Exercise goal » Quote, verbatim, all material below, without pictures.

__________

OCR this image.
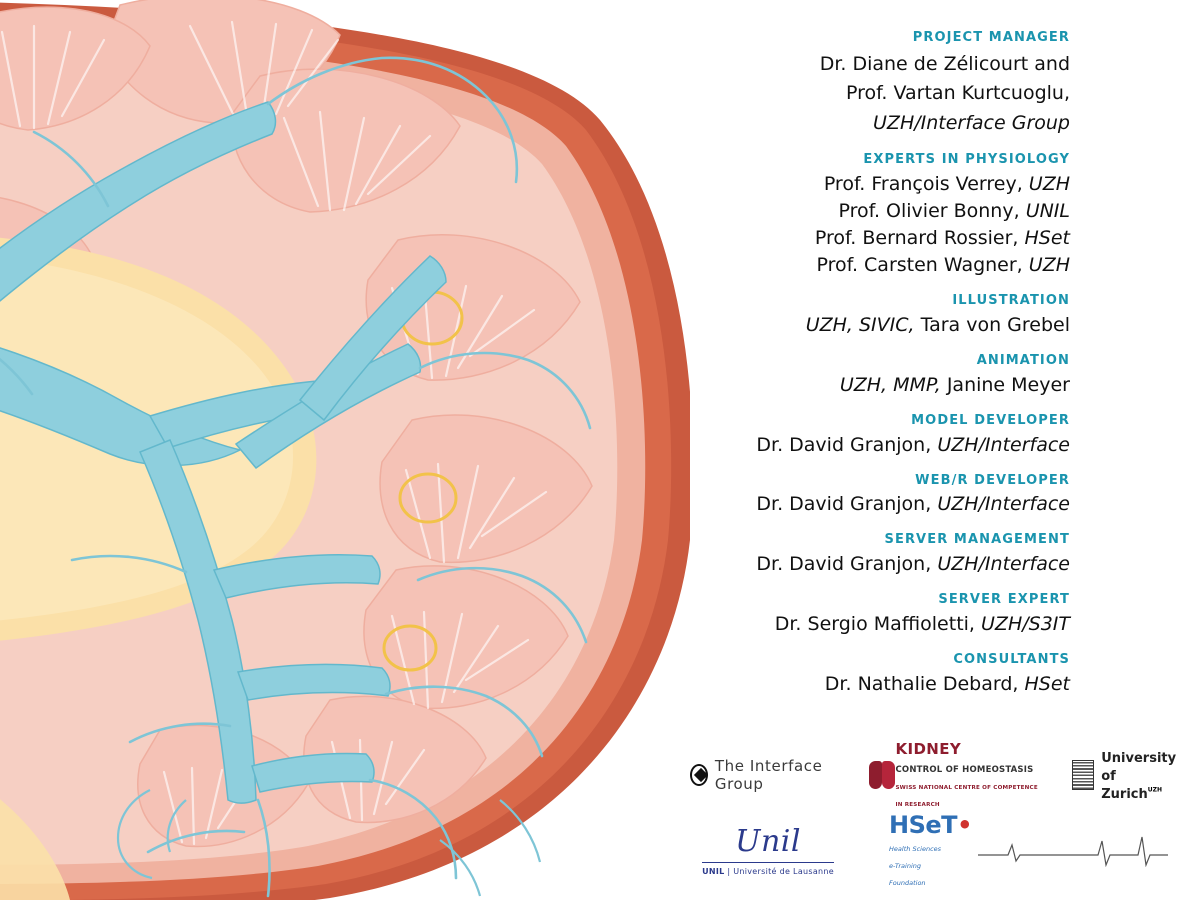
PROJECT MANAGER
Dr. Diane de Zélicourt and
Prof. Vartan Kurtcuoglu,
UZH/Interface Group
EXPERTS IN PHYSIOLOGY
Prof. François Verrey, UZH
Prof. Olivier Bonny, UNIL
Prof. Bernard Rossier, HSet
Prof. Carsten Wagner, UZH
ILLUSTRATION
UZH, SIVIC, Tara von Grebel
ANIMATION
UZH, MMP, Janine Meyer
MODEL DEVELOPER
Dr. David Granjon, UZH/Interface
WEB/R DEVELOPER
Dr. David Granjon, UZH/Interface
SERVER MANAGEMENT
Dr. David Granjon, UZH/Interface
SERVER EXPERT
Dr. Sergio Maffioletti, UZH/S3IT
CONSULTANTS
Dr. Nathalie Debard, HSet
The Interface Group
KIDNEY
CONTROL OF HOMEOSTASIS
SWISS NATIONAL CENTRE OF COMPETENCE IN RESEARCH
University of
Zurich$^{UZH}$
Unil
UNIL | Université de Lausanne
HSeT•
Health Sciences
e-Training
Foundation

__________

Complete response »
OCR this image.
PROJECT MANAGER
Dr. Diane de Zélicourt and
Prof. Vartan Kurtcuoglu,
UZH/Interface Group
EXPERTS IN PHYSIOLOGY
Prof. François Verrey, UZH
Prof. Olivier Bonny, UNIL
Prof. Bernard Rossier, HSet
Prof. Carsten Wagner, UZH
ILLUSTRATION
UZH, SIVIC, Tara von Grebel
ANIMATION
UZH, MMP, Janine Meyer
MODEL DEVELOPER
Dr. David Granjon, UZH/Interface
WEB/R DEVELOPER
Dr. David Granjon, UZH/Interface
SERVER MANAGEMENT
Dr. David Granjon, UZH/Interface
SERVER EXPERT
Dr. Sergio Maffioletti, UZH/S3IT
CONSULTANTS
Dr. Nathalie Debard, HSet
The Interface Group
KIDNEY
CONTROL OF HOMEOSTASIS
SWISS NATIONAL CENTRE OF COMPETENCE IN RESEARCH
University of
Zurich$^{UZH}$
Unil
UNIL | Université de Lausanne
HSeT•
Health Sciences
e-Training
Foundation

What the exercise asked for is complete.